### Request
In the records below, find each line with the word "регулирования" and copy it.

### Entries shown
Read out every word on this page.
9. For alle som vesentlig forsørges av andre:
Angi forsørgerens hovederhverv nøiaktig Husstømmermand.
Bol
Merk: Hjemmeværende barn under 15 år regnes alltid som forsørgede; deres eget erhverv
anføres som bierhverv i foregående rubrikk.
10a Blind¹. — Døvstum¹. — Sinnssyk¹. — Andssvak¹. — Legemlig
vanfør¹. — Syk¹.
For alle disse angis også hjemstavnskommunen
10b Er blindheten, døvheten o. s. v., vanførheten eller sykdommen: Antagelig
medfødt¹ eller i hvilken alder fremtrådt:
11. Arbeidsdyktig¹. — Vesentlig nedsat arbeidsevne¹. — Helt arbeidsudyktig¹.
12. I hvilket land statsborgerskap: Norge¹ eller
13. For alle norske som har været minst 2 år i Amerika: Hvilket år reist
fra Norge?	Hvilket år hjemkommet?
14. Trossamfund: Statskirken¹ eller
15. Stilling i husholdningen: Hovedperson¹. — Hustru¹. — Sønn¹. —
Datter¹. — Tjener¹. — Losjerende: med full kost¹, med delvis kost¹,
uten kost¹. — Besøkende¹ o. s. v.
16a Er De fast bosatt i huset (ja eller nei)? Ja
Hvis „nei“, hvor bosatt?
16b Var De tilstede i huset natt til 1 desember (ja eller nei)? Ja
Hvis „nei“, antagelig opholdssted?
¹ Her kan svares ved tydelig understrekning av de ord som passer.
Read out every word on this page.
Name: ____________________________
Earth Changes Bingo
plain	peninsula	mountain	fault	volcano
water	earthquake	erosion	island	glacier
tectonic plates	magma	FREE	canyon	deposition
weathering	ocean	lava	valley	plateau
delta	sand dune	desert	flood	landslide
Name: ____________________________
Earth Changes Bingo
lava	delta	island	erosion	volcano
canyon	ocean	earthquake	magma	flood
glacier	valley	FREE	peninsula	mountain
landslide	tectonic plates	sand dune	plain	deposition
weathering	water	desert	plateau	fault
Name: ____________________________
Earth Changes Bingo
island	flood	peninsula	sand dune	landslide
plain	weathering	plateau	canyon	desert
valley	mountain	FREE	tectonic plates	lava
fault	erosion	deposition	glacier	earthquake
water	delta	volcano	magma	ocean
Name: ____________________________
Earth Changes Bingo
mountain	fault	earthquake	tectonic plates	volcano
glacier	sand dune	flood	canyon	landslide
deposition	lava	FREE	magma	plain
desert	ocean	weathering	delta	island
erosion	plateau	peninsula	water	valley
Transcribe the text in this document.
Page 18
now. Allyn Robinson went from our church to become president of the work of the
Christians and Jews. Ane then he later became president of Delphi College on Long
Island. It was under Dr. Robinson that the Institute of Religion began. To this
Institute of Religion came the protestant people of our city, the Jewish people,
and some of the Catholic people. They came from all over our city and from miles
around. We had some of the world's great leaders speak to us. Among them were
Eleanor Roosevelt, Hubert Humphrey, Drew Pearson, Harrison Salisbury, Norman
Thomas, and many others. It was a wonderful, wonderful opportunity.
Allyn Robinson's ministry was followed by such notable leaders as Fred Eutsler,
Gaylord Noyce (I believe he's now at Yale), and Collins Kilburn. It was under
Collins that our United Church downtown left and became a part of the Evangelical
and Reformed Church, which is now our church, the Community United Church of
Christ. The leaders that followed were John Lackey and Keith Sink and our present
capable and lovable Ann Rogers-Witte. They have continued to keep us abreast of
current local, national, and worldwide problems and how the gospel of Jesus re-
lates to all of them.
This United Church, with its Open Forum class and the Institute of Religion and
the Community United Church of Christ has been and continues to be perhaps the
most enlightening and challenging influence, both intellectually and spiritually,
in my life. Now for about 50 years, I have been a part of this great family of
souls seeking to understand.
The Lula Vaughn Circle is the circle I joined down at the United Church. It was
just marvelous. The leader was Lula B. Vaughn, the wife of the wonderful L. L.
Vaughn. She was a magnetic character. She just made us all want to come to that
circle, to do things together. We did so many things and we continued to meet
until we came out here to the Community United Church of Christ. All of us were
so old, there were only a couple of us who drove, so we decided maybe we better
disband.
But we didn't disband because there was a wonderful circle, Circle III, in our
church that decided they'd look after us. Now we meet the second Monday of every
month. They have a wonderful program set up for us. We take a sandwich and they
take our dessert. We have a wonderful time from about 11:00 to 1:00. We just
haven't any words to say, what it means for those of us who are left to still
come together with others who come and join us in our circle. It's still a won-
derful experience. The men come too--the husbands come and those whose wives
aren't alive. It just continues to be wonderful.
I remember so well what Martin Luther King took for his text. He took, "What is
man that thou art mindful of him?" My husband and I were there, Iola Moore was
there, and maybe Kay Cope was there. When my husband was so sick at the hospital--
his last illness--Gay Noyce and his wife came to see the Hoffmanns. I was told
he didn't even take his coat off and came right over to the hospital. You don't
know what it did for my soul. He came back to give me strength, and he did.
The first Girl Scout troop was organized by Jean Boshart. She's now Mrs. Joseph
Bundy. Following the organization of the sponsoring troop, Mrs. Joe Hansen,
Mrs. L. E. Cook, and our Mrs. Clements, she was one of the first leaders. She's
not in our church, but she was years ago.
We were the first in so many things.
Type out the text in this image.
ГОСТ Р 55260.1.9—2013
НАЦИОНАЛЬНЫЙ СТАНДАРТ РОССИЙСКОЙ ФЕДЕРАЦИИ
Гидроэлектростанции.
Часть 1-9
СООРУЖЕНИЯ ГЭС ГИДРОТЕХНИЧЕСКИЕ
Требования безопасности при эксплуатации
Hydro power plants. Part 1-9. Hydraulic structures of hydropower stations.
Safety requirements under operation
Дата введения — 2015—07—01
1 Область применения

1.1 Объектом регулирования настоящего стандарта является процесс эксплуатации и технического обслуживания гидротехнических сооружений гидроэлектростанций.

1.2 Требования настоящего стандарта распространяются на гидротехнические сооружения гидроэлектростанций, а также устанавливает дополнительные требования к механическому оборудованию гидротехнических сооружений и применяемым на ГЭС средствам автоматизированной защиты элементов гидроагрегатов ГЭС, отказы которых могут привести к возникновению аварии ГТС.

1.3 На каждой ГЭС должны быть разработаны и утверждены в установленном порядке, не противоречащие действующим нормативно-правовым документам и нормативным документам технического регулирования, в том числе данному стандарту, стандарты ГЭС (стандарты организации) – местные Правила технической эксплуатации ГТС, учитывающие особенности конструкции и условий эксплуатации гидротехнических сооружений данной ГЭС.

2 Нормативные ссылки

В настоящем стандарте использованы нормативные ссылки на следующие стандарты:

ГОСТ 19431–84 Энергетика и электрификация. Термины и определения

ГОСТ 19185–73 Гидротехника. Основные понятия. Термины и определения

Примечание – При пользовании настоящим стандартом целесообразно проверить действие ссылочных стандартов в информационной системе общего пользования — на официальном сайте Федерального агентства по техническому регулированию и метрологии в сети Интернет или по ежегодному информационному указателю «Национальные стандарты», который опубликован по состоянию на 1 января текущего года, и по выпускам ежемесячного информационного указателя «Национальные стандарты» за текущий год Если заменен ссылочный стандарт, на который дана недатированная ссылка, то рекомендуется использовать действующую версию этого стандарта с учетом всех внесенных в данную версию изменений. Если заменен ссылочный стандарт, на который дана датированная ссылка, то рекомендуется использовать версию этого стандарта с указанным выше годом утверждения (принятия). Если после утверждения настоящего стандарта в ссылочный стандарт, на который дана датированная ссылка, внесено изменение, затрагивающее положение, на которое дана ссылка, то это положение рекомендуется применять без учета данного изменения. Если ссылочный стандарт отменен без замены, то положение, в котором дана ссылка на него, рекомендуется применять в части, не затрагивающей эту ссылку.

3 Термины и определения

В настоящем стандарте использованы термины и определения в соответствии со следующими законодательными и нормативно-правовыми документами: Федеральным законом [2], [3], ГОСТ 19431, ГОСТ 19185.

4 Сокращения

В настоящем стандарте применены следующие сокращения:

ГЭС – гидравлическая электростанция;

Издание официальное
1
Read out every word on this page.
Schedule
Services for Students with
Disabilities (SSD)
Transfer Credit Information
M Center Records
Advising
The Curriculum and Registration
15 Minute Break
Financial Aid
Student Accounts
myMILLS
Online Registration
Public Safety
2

### Answer below
1.1 Объектом регулирования настоящего стандарта является процесс эксплуатации и технического обслуживания гидротехнических сооружений гидроэлектростанций.
1.3 На каждой ГЭС должны быть разработаны и утверждены в установленном порядке, не противоречащие действующим нормативно-правовым документам и нормативным документам технического регулирования, в том числе данному стандарту, стандарты ГЭС (стандарты организации) – местные Правила технической эксплуатации ГТС, учитывающие особенности конструкции и условий эксплуатации гидротехнических сооружений данной ГЭС.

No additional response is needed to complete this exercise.